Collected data
/---
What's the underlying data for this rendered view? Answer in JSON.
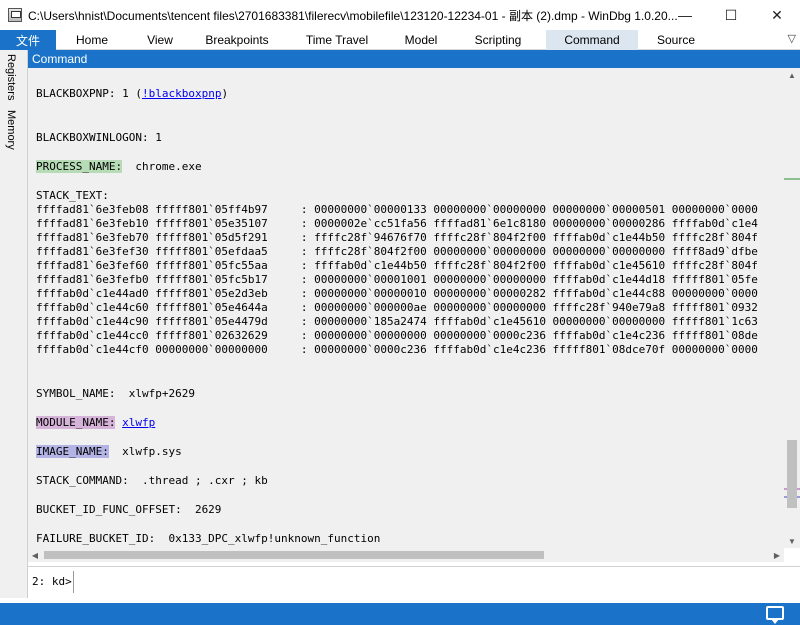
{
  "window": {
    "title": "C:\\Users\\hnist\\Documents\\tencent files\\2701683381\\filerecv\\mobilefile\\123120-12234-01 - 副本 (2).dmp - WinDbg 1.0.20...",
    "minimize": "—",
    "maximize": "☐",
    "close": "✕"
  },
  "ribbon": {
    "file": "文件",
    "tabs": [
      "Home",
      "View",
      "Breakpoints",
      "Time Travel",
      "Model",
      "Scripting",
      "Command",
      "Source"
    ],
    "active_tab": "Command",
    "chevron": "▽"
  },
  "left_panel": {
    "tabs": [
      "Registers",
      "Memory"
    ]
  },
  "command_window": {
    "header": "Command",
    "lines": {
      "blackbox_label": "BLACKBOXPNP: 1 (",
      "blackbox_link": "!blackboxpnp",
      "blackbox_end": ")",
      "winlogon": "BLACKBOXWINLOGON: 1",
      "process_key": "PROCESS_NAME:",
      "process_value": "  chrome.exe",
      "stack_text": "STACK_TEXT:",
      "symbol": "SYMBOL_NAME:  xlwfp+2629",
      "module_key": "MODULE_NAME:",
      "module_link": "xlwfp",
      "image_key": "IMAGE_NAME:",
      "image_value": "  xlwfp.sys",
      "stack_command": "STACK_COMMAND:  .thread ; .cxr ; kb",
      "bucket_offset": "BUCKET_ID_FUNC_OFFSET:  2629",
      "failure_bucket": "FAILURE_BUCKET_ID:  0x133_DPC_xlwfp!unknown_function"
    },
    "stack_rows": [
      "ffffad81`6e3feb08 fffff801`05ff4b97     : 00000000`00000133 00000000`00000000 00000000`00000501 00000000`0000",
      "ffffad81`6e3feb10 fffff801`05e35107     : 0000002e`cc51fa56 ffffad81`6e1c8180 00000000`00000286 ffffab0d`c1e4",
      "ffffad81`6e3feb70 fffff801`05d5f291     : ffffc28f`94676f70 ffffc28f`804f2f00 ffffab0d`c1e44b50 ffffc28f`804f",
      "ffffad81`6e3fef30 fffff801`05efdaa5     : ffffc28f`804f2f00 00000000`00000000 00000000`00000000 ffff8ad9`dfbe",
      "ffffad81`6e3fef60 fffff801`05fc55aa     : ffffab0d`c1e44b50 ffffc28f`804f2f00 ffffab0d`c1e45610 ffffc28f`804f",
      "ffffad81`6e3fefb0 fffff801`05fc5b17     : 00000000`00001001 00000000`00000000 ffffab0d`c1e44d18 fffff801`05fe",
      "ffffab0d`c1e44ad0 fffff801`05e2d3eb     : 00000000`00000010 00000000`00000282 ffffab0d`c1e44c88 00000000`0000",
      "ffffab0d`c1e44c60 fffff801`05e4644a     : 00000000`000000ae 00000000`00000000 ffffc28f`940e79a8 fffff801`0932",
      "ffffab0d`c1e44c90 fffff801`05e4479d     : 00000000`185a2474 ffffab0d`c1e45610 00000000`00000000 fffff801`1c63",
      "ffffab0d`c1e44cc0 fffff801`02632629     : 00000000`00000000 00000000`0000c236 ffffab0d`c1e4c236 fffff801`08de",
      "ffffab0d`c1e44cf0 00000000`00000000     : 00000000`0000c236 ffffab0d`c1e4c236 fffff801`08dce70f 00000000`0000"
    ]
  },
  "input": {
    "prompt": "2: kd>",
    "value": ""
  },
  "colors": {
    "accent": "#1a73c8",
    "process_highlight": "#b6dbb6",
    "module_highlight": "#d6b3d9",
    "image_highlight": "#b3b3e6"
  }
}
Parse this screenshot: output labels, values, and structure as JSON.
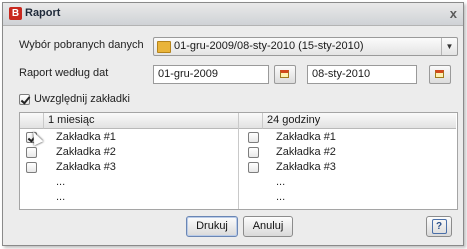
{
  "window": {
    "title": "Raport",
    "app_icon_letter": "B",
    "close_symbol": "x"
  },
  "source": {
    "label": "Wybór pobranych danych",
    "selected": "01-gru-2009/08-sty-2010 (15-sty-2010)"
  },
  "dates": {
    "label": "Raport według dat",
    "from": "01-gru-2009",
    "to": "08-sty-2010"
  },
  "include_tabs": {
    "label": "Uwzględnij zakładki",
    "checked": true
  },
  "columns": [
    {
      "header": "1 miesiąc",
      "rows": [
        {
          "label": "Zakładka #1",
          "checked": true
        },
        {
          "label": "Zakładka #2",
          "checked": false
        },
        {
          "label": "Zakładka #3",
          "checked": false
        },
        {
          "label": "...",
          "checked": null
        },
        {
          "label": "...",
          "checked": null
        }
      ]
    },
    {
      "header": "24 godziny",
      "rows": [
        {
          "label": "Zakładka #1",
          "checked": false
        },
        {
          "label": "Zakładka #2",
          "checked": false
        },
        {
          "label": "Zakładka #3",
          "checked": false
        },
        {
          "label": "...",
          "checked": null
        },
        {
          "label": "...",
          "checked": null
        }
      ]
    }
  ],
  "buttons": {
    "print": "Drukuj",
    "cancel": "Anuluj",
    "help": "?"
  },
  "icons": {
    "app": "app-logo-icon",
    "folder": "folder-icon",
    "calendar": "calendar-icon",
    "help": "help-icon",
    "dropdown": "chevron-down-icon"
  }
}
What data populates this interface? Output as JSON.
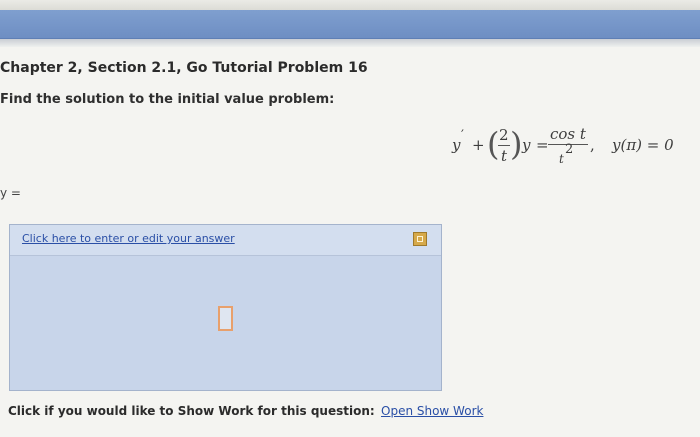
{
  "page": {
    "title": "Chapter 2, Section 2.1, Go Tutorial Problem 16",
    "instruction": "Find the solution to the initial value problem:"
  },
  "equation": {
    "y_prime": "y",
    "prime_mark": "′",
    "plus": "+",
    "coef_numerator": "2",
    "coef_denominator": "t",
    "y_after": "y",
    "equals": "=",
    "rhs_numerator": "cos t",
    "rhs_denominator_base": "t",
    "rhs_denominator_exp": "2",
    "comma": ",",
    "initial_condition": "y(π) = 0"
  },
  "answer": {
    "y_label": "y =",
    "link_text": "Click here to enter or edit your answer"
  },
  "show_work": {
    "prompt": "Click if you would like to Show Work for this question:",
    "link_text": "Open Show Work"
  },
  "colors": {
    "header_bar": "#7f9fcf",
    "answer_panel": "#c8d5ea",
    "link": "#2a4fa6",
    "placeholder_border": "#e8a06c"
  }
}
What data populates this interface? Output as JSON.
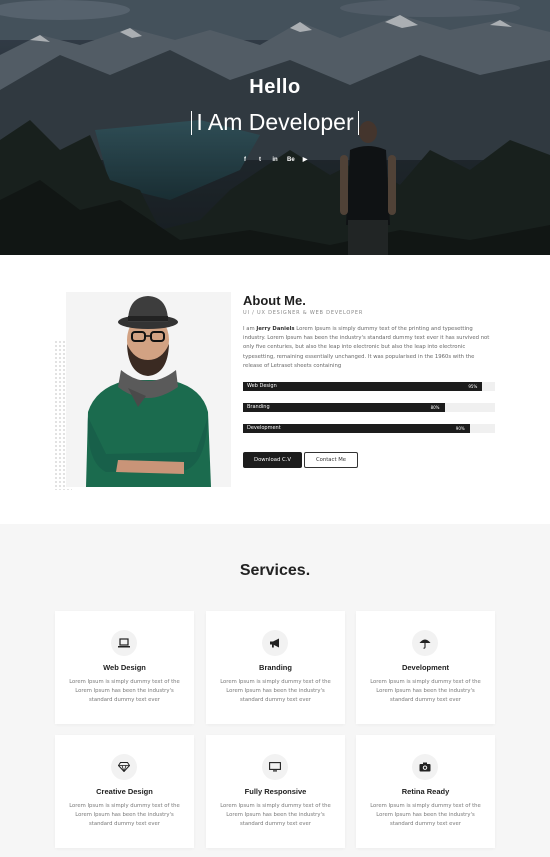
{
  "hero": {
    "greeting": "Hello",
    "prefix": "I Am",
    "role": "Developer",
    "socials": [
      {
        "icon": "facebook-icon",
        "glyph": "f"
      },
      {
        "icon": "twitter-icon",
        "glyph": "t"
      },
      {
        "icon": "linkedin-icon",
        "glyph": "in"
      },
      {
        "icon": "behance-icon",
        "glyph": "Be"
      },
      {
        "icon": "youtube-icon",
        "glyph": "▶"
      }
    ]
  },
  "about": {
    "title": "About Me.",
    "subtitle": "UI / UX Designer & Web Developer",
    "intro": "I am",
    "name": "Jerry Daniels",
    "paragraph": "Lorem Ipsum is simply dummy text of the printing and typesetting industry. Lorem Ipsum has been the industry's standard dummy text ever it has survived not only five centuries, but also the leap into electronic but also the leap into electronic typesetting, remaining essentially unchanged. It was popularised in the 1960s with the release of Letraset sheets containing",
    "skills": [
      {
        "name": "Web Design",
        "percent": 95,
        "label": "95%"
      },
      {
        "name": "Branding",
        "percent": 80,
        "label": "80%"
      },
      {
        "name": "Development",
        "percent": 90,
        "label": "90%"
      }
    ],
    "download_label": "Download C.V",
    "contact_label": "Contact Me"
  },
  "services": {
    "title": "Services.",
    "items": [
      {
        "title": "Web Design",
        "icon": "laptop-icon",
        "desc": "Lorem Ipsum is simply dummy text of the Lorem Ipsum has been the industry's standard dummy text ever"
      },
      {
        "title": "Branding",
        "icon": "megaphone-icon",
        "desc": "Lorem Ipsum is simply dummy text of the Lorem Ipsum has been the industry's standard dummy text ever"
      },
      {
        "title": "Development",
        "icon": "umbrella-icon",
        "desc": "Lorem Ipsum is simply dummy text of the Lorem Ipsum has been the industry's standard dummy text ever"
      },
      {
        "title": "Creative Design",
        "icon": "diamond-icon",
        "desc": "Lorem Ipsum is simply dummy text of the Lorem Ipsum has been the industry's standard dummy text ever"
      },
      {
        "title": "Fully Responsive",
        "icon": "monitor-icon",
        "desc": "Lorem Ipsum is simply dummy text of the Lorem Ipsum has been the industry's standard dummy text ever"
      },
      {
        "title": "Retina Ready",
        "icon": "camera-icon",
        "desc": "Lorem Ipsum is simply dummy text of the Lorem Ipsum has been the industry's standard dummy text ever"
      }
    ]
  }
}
\---
Pull out all lines from the listing that contain the string "this".

What's the underlying data for this rendered view? Answer in JSON.
Parse this screenshot: output labels, values, and structure as JSON.
What data populates this interface? Output as JSON.
    "prompt": "Click if you would like to Show Work for this question:",
What data populates this interface? Output as JSON.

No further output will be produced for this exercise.